• [Task brief]: Find the number of lines in these records where the word "地方各级人民政府" appears. Reply with that number and nothing more.
[start Information given]
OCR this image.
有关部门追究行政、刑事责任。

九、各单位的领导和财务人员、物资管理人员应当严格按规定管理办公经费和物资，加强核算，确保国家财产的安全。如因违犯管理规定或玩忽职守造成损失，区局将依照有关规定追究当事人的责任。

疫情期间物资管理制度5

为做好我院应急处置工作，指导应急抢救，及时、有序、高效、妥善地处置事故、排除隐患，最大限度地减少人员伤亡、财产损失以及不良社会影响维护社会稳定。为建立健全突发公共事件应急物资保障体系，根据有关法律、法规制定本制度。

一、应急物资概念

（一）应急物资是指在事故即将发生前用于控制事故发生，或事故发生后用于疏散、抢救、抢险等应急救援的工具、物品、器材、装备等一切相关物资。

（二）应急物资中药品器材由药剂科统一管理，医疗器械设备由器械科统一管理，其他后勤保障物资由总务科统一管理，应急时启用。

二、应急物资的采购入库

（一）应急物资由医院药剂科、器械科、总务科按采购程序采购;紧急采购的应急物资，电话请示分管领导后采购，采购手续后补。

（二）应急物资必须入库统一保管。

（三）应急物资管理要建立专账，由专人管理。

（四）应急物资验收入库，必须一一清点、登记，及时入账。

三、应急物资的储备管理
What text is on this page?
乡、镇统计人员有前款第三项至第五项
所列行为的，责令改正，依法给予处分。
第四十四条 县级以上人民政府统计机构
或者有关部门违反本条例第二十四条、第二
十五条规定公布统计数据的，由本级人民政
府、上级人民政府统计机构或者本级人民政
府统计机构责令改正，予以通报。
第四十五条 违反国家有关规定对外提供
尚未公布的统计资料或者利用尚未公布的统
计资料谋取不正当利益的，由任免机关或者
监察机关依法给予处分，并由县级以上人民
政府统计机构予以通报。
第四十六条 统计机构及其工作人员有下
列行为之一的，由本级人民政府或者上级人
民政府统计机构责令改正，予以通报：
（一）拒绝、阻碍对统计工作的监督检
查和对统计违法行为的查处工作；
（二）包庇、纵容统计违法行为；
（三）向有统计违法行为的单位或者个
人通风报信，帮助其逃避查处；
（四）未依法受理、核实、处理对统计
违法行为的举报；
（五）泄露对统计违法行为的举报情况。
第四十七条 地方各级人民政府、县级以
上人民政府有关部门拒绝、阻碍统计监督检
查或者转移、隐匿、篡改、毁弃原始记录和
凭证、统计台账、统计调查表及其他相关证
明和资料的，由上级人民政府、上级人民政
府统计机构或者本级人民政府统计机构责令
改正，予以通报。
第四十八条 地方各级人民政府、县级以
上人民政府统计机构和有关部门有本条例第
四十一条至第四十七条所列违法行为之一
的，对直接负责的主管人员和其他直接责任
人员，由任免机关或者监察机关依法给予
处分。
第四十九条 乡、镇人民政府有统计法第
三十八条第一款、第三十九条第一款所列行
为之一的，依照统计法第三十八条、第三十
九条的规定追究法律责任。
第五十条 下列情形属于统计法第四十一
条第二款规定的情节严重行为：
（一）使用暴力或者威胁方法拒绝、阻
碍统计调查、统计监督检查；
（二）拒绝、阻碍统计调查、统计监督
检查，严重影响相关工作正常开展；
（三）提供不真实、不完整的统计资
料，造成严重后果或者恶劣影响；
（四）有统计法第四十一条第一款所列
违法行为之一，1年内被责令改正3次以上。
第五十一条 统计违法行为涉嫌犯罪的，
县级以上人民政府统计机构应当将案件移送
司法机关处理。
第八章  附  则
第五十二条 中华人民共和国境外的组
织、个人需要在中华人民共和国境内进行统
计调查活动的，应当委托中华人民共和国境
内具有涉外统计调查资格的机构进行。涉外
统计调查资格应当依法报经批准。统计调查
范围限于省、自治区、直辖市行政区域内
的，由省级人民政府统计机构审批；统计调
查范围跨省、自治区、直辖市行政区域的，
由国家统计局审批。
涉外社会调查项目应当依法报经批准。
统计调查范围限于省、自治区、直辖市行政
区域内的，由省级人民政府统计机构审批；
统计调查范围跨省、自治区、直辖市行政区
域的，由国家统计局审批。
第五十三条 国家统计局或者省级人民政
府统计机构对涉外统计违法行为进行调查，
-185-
[end Information given]
• [Result of this exercise]: 2